Exercise instructions:
Output the entries from the first line through the line containing "vertical-gridline (775, 0, 776, 427)" as a Markdown table with the columns Row and Entry line, omitting blank lines. Number each row in the Row column and put the line's text in the Entry line column.

Element position data
___
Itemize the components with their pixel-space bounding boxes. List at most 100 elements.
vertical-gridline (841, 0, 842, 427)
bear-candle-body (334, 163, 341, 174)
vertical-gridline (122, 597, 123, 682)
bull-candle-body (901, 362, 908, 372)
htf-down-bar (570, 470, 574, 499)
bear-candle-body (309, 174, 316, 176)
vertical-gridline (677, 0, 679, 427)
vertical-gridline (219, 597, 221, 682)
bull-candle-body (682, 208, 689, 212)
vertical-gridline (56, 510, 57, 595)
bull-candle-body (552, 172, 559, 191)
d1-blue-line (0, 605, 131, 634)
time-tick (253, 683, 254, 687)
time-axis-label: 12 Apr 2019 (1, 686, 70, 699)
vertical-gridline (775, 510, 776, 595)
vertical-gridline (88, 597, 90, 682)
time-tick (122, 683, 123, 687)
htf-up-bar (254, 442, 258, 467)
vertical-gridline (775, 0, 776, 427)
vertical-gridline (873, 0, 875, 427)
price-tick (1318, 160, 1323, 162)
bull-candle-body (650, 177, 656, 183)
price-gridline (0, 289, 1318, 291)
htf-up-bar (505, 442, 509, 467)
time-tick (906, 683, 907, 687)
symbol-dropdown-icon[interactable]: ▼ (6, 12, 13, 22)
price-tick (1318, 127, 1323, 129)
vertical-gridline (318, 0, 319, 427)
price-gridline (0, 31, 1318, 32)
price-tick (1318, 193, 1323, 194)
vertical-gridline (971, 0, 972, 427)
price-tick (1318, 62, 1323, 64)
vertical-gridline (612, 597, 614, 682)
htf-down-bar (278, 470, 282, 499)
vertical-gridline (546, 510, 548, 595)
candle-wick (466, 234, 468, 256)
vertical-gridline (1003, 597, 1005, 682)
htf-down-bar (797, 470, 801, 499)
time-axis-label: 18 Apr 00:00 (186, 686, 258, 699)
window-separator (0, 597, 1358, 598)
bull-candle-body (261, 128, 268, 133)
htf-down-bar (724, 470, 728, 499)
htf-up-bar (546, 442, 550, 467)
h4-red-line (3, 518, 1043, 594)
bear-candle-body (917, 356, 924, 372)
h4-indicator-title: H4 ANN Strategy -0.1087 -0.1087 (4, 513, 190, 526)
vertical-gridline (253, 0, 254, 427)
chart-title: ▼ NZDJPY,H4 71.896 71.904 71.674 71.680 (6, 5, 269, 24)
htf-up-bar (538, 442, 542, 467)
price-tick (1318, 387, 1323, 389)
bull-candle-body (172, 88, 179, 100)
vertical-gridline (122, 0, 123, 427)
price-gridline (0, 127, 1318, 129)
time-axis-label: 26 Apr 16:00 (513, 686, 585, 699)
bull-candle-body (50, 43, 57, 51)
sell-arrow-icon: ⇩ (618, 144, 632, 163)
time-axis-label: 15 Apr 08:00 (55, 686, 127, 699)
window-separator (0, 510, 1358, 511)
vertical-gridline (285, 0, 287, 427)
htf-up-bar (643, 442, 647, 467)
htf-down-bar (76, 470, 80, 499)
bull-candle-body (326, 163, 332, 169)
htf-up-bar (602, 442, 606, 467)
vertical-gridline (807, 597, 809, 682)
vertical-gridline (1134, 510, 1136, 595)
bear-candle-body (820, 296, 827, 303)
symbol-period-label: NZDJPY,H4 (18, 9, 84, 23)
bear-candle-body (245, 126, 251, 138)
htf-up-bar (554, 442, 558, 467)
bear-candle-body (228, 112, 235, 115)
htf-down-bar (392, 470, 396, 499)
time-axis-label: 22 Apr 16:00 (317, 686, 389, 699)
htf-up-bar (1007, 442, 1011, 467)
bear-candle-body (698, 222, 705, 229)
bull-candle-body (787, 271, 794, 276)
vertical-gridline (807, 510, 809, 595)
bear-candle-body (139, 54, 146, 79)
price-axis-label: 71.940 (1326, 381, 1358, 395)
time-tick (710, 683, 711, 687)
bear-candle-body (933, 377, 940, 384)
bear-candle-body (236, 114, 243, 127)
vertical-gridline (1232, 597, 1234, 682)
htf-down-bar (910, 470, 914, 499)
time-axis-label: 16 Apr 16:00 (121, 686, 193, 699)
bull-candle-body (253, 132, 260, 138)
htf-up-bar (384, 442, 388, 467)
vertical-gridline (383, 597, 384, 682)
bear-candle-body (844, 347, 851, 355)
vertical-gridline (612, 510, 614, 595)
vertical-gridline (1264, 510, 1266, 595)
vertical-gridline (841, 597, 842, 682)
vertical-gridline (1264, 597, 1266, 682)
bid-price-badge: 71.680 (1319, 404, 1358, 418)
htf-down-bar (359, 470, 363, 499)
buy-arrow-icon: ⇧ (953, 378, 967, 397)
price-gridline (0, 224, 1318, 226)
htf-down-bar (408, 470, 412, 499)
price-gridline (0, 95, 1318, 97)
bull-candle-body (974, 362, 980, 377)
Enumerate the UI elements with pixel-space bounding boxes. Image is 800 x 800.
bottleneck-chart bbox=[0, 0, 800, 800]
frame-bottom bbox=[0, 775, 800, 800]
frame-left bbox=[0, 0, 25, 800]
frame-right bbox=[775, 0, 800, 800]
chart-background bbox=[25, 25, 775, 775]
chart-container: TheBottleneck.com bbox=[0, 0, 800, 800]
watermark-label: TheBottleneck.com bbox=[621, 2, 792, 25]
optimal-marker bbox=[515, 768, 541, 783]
___
Solution to this problem:
| Row | Entry line |
|---|---|
| 1 | Itemize the components with their pixel-space bounding boxes. List at most 100 elements. |
| 2 | vertical-gridline (841, 0, 842, 427) |
| 3 | bear-candle-body (334, 163, 341, 174) |
| 4 | vertical-gridline (122, 597, 123, 682) |
| 5 | bull-candle-body (901, 362, 908, 372) |
| 6 | htf-down-bar (570, 470, 574, 499) |
| 7 | bear-candle-body (309, 174, 316, 176) |
| 8 | vertical-gridline (677, 0, 679, 427) |
| 9 | vertical-gridline (219, 597, 221, 682) |
| 10 | bull-candle-body (682, 208, 689, 212) |
| 11 | vertical-gridline (56, 510, 57, 595) |
| 12 | bull-candle-body (552, 172, 559, 191) |
| 13 | d1-blue-line (0, 605, 131, 634) |
| 14 | time-tick (253, 683, 254, 687) |
| 15 | time-axis-label: 12 Apr 2019 (1, 686, 70, 699) |
| 16 | vertical-gridline (775, 510, 776, 595) |
| 17 | vertical-gridline (88, 597, 90, 682) |
| 18 | time-tick (122, 683, 123, 687) |
| 19 | htf-up-bar (254, 442, 258, 467) |
| 20 | vertical-gridline (775, 0, 776, 427) |